# [Task objective]
Transcribe the records word for word, from the very first line through the line containing "trace-time-A: 1 ms [68,337,102,353]", with both of those lines included.

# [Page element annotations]
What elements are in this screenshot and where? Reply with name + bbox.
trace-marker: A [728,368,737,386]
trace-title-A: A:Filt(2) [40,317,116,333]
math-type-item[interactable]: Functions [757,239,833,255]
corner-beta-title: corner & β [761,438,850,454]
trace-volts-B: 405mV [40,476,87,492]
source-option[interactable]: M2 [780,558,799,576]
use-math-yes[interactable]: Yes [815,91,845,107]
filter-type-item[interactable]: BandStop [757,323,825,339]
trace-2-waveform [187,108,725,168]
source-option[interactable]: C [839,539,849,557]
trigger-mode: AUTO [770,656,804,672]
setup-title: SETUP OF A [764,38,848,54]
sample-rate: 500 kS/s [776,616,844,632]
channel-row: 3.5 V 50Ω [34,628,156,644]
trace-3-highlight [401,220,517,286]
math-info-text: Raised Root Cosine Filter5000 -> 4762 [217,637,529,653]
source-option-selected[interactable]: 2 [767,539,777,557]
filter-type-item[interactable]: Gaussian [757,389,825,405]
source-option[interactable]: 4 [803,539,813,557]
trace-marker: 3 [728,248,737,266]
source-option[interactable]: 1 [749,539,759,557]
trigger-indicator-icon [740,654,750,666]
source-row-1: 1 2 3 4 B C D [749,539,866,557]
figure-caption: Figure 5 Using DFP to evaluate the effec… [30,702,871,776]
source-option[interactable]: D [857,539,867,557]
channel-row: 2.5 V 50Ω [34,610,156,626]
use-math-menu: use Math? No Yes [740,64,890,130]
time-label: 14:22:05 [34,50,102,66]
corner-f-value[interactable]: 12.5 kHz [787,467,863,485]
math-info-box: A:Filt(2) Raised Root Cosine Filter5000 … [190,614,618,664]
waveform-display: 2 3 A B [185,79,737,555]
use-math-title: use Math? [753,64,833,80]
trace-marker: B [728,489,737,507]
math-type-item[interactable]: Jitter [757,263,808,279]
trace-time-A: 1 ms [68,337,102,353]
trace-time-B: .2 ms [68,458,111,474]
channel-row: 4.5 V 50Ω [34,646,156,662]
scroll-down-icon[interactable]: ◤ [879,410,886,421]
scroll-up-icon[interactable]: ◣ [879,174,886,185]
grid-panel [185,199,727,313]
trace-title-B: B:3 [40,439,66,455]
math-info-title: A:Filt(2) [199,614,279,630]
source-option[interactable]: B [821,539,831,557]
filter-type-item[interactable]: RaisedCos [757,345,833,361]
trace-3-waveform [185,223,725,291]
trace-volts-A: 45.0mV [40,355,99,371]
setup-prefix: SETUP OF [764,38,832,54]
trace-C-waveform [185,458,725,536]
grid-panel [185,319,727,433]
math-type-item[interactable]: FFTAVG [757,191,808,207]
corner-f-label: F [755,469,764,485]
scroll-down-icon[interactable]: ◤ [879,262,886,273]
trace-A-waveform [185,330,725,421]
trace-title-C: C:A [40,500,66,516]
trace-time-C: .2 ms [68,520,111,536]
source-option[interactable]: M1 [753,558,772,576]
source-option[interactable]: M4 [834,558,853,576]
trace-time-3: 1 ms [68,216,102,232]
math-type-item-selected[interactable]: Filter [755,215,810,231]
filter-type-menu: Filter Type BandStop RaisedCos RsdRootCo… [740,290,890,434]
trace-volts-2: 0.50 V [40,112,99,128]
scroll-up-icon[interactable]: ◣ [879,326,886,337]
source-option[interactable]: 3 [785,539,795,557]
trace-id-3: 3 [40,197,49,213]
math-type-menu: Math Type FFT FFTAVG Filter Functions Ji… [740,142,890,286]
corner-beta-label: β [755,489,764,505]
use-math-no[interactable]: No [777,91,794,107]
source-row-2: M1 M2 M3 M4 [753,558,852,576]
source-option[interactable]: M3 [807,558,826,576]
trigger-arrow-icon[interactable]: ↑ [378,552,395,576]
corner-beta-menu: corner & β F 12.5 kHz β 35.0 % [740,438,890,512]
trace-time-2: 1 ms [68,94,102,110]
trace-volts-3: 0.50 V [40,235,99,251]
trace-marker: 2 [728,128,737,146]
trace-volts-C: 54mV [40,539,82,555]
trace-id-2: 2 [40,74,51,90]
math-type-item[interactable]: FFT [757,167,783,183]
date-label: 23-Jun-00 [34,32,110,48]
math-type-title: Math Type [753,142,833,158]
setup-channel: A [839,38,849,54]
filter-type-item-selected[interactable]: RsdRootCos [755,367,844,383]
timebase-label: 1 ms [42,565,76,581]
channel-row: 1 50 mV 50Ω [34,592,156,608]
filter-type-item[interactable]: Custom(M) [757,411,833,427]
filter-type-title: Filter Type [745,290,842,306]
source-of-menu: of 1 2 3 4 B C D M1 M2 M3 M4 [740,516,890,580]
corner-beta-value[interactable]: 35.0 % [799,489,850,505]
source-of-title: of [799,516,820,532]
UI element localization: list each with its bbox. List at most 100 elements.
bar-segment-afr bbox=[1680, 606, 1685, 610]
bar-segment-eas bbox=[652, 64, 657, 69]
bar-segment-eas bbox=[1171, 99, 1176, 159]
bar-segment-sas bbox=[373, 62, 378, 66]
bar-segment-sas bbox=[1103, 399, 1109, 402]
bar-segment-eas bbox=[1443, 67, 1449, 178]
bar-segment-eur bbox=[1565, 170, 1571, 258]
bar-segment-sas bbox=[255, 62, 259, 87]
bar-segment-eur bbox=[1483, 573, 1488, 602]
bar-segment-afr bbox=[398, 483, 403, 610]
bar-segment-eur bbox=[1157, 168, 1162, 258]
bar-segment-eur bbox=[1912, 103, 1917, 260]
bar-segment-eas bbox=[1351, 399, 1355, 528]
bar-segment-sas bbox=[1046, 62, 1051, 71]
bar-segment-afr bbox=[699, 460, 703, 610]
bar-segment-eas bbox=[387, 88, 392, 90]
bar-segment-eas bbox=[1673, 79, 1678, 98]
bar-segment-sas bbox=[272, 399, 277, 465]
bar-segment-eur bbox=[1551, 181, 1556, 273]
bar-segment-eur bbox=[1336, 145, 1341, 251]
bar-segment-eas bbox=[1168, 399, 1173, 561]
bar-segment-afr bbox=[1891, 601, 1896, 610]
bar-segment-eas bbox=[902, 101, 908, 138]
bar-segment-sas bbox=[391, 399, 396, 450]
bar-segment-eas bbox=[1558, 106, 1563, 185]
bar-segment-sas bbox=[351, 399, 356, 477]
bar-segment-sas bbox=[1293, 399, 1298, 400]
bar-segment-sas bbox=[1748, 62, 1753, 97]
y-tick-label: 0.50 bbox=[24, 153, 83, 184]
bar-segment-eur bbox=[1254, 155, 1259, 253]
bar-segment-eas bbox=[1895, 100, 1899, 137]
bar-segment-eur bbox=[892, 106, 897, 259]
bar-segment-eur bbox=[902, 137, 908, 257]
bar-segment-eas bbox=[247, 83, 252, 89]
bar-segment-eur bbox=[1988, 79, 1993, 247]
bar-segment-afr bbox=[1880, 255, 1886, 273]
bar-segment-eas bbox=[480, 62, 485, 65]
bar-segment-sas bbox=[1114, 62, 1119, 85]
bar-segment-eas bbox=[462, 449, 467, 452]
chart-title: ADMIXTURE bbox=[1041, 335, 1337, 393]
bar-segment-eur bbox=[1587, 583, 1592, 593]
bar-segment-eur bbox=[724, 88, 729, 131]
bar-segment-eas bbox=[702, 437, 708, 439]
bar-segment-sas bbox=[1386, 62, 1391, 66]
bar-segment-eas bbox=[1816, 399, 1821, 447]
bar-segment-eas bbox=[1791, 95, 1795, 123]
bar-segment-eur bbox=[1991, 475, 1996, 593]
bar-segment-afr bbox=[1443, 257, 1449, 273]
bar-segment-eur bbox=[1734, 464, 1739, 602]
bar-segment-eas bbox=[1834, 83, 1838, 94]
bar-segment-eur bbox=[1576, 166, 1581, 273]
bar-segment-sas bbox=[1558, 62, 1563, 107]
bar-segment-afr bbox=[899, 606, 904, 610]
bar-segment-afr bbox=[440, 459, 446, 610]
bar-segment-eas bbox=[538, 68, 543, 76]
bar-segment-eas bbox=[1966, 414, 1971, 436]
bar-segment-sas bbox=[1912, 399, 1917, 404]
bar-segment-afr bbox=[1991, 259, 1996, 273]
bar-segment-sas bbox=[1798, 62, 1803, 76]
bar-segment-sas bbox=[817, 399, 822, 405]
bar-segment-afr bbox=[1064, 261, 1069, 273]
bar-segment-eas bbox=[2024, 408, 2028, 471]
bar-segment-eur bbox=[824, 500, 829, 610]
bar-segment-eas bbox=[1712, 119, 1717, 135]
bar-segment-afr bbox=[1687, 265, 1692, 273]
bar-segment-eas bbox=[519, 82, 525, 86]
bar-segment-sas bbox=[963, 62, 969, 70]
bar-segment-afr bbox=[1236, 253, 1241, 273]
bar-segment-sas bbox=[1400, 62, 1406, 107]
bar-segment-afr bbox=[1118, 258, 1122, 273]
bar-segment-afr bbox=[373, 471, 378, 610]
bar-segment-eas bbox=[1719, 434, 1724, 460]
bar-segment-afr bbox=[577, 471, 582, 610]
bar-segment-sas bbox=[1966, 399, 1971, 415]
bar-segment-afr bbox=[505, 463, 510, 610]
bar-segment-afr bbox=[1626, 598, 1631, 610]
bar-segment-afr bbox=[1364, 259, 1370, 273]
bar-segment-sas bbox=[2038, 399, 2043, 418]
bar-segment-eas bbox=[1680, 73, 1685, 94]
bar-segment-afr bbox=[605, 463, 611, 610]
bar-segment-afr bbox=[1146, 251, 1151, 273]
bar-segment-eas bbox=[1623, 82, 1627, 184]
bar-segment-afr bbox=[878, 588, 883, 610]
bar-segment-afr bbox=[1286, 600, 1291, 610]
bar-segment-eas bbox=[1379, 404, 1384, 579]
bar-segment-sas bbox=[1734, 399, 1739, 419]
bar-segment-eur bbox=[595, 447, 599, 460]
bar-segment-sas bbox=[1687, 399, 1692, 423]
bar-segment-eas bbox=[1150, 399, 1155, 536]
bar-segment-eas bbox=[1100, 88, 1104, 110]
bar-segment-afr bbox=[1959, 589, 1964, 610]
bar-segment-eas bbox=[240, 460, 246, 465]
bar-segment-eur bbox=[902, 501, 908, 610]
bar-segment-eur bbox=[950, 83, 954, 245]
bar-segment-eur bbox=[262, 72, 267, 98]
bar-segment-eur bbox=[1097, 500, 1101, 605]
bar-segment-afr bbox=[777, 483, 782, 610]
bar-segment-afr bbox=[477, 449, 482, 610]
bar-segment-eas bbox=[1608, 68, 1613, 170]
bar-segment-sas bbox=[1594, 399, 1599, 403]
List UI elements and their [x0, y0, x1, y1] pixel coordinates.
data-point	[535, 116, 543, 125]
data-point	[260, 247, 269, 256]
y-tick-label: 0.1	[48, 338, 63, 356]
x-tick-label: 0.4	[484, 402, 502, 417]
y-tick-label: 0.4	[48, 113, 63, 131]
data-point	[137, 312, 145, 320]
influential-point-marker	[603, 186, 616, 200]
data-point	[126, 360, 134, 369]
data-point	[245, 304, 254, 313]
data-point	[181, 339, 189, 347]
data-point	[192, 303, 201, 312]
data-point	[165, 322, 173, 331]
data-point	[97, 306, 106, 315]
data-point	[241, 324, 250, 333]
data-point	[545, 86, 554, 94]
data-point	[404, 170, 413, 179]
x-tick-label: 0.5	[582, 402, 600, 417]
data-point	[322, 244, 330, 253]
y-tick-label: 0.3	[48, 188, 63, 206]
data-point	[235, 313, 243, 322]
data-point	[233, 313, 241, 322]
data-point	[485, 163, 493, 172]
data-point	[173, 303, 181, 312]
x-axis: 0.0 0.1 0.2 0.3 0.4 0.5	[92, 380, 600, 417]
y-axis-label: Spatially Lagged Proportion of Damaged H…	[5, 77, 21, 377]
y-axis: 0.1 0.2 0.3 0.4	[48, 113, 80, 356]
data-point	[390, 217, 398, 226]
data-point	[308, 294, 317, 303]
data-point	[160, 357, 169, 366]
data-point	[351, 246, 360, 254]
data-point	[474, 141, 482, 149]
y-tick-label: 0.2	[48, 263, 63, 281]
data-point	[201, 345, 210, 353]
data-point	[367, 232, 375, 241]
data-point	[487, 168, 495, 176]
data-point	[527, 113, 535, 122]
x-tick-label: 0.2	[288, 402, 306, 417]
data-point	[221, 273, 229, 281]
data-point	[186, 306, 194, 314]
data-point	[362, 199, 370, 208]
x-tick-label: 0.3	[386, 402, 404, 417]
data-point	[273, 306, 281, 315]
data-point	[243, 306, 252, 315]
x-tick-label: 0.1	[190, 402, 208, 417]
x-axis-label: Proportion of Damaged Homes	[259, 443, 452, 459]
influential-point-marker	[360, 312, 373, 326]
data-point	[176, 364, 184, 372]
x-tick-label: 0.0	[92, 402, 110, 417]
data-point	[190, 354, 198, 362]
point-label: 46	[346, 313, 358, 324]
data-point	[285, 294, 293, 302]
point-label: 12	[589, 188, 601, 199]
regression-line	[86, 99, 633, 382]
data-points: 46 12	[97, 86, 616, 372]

# [Answer to this exercise]
What elements are in this screenshot and where? Reply with name + bbox.
trace-marker: A [728,368,737,386]
trace-title-A: A:Filt(2) [40,317,116,333]
math-type-item[interactable]: Functions [757,239,833,255]
corner-beta-title: corner & β [761,438,850,454]
trace-volts-B: 405mV [40,476,87,492]
source-option[interactable]: M2 [780,558,799,576]
use-math-yes[interactable]: Yes [815,91,845,107]
filter-type-item[interactable]: BandStop [757,323,825,339]
trace-2-waveform [187,108,725,168]
source-option[interactable]: C [839,539,849,557]
trigger-mode: AUTO [770,656,804,672]
setup-title: SETUP OF A [764,38,848,54]
sample-rate: 500 kS/s [776,616,844,632]
channel-row: 3.5 V 50Ω [34,628,156,644]
trace-3-highlight [401,220,517,286]
math-info-text: Raised Root Cosine Filter5000 -> 4762 [217,637,529,653]
source-option-selected[interactable]: 2 [767,539,777,557]
filter-type-item[interactable]: Gaussian [757,389,825,405]
source-option[interactable]: 4 [803,539,813,557]
trace-marker: 3 [728,248,737,266]
source-option[interactable]: 1 [749,539,759,557]
trigger-indicator-icon [740,654,750,666]
source-row-1: 1 2 3 4 B C D [749,539,866,557]
figure-caption: Figure 5 Using DFP to evaluate the effec… [30,702,871,776]
source-option[interactable]: D [857,539,867,557]
channel-row: 2.5 V 50Ω [34,610,156,626]
use-math-menu: use Math? No Yes [740,64,890,130]
time-label: 14:22:05 [34,50,102,66]
corner-f-value[interactable]: 12.5 kHz [787,467,863,485]
math-info-box: A:Filt(2) Raised Root Cosine Filter5000 … [190,614,618,664]
waveform-display: 2 3 A B [185,79,737,555]
use-math-title: use Math? [753,64,833,80]
trace-marker: B [728,489,737,507]
math-type-item[interactable]: Jitter [757,263,808,279]
trace-time-A: 1 ms [68,337,102,353]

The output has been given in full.